What you will do: Output the material beneath exactly, leaving nothing out.

———

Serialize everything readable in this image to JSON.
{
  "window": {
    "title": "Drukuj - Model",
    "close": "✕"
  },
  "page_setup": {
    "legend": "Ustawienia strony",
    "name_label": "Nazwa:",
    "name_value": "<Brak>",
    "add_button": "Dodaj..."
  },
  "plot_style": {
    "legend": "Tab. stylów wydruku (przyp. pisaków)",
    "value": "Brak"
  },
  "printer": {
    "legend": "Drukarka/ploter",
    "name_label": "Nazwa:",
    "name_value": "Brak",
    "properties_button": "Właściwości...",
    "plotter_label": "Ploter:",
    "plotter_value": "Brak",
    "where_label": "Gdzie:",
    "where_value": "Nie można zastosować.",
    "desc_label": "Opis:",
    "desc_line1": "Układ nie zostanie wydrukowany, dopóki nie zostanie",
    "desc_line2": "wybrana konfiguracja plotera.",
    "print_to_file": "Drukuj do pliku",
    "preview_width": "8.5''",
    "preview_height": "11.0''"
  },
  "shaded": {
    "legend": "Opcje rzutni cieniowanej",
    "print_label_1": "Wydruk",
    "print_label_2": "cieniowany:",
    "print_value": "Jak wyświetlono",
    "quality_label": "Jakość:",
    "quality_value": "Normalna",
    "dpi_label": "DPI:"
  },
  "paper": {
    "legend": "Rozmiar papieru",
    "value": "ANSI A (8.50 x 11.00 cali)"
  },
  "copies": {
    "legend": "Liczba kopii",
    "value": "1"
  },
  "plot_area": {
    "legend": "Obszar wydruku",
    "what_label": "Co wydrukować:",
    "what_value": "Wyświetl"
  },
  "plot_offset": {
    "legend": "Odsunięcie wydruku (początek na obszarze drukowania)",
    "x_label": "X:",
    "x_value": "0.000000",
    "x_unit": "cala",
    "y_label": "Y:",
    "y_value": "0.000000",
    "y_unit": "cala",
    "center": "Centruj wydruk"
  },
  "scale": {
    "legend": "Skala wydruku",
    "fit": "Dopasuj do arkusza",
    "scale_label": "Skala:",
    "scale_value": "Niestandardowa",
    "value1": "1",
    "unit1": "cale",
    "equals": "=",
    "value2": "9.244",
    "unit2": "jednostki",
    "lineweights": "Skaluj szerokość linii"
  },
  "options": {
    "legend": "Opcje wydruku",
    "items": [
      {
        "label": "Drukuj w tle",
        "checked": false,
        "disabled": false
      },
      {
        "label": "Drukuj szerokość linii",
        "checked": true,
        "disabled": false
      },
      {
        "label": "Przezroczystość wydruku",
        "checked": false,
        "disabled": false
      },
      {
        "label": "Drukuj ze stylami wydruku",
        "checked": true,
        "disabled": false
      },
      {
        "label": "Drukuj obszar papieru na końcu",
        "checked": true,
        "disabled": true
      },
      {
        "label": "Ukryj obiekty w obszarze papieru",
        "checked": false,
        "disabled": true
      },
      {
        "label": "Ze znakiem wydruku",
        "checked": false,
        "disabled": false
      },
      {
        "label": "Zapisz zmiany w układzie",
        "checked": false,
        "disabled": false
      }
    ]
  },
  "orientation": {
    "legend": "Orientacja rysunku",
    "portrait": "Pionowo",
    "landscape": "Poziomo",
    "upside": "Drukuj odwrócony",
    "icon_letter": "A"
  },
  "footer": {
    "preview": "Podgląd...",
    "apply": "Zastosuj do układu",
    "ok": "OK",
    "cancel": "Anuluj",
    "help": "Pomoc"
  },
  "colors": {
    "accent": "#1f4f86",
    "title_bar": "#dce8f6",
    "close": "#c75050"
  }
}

———

Correct answer:
Serialize everything readable in this image to JSON.
{
  "window": {
    "title": "Drukuj - Model",
    "close": "✕"
  },
  "page_setup": {
    "legend": "Ustawienia strony",
    "name_label": "Nazwa:",
    "name_value": "<Brak>",
    "add_button": "Dodaj..."
  },
  "plot_style": {
    "legend": "Tab. stylów wydruku (przyp. pisaków)",
    "value": "Brak"
  },
  "printer": {
    "legend": "Drukarka/ploter",
    "name_label": "Nazwa:",
    "name_value": "Brak",
    "properties_button": "Właściwości...",
    "plotter_label": "Ploter:",
    "plotter_value": "Brak",
    "where_label": "Gdzie:",
    "where_value": "Nie można zastosować.",
    "desc_label": "Opis:",
    "desc_line1": "Układ nie zostanie wydrukowany, dopóki nie zostanie",
    "desc_line2": "wybrana konfiguracja plotera.",
    "print_to_file": "Drukuj do pliku",
    "preview_width": "8.5''",
    "preview_height": "11.0''"
  },
  "shaded": {
    "legend": "Opcje rzutni cieniowanej",
    "print_label_1": "Wydruk",
    "print_label_2": "cieniowany:",
    "print_value": "Jak wyświetlono",
    "quality_label": "Jakość:",
    "quality_value": "Normalna",
    "dpi_label": "DPI:"
  },
  "paper": {
    "legend": "Rozmiar papieru",
    "value": "ANSI A (8.50 x 11.00 cali)"
  },
  "copies": {
    "legend": "Liczba kopii",
    "value": "1"
  },
  "plot_area": {
    "legend": "Obszar wydruku",
    "what_label": "Co wydrukować:",
    "what_value": "Wyświetl"
  },
  "plot_offset": {
    "legend": "Odsunięcie wydruku (początek na obszarze drukowania)",
    "x_label": "X:",
    "x_value": "0.000000",
    "x_unit": "cala",
    "y_label": "Y:",
    "y_value": "0.000000",
    "y_unit": "cala",
    "center": "Centruj wydruk"
  },
  "scale": {
    "legend": "Skala wydruku",
    "fit": "Dopasuj do arkusza",
    "scale_label": "Skala:",
    "scale_value": "Niestandardowa",
    "value1": "1",
    "unit1": "cale",
    "equals": "=",
    "value2": "9.244",
    "unit2": "jednostki",
    "lineweights": "Skaluj szerokość linii"
  },
  "options": {
    "legend": "Opcje wydruku",
    "items": [
      {
        "label": "Drukuj w tle",
        "checked": false,
        "disabled": false
      },
      {
        "label": "Drukuj szerokość linii",
        "checked": true,
        "disabled": false
      },
      {
        "label": "Przezroczystość wydruku",
        "checked": false,
        "disabled": false
      },
      {
        "label": "Drukuj ze stylami wydruku",
        "checked": true,
        "disabled": false
      },
      {
        "label": "Drukuj obszar papieru na końcu",
        "checked": true,
        "disabled": true
      },
      {
        "label": "Ukryj obiekty w obszarze papieru",
        "checked": false,
        "disabled": true
      },
      {
        "label": "Ze znakiem wydruku",
        "checked": false,
        "disabled": false
      },
      {
        "label": "Zapisz zmiany w układzie",
        "checked": false,
        "disabled": false
      }
    ]
  },
  "orientation": {
    "legend": "Orientacja rysunku",
    "portrait": "Pionowo",
    "landscape": "Poziomo",
    "upside": "Drukuj odwrócony",
    "icon_letter": "A"
  },
  "footer": {
    "preview": "Podgląd...",
    "apply": "Zastosuj do układu",
    "ok": "OK",
    "cancel": "Anuluj",
    "help": "Pomoc"
  },
  "colors": {
    "accent": "#1f4f86",
    "title_bar": "#dce8f6",
    "close": "#c75050"
  }
}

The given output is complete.